— START The input —

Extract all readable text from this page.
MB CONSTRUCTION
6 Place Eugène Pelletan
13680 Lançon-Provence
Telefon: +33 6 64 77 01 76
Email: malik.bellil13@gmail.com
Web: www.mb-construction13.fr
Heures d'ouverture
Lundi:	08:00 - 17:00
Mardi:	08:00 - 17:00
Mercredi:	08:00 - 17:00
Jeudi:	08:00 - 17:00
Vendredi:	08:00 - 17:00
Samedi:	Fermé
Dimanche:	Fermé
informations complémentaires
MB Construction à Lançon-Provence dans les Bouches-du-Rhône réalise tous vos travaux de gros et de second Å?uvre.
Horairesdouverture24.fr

— END The input —

Every record should be given again exactly.

Extract all readable text from this page.
MB CONSTRUCTION
6 Place Eugène Pelletan
13680 Lançon-Provence
Telefon: +33 6 64 77 01 76
Email: malik.bellil13@gmail.com
Web: www.mb-construction13.fr
Heures d'ouverture
Lundi:	08:00 - 17:00
Mardi:	08:00 - 17:00
Mercredi:	08:00 - 17:00
Jeudi:	08:00 - 17:00
Vendredi:	08:00 - 17:00
Samedi:	Fermé
Dimanche:	Fermé
informations complémentaires
MB Construction à Lançon-Provence dans les Bouches-du-Rhône réalise tous vos travaux de gros et de second Å?uvre.
Horairesdouverture24.fr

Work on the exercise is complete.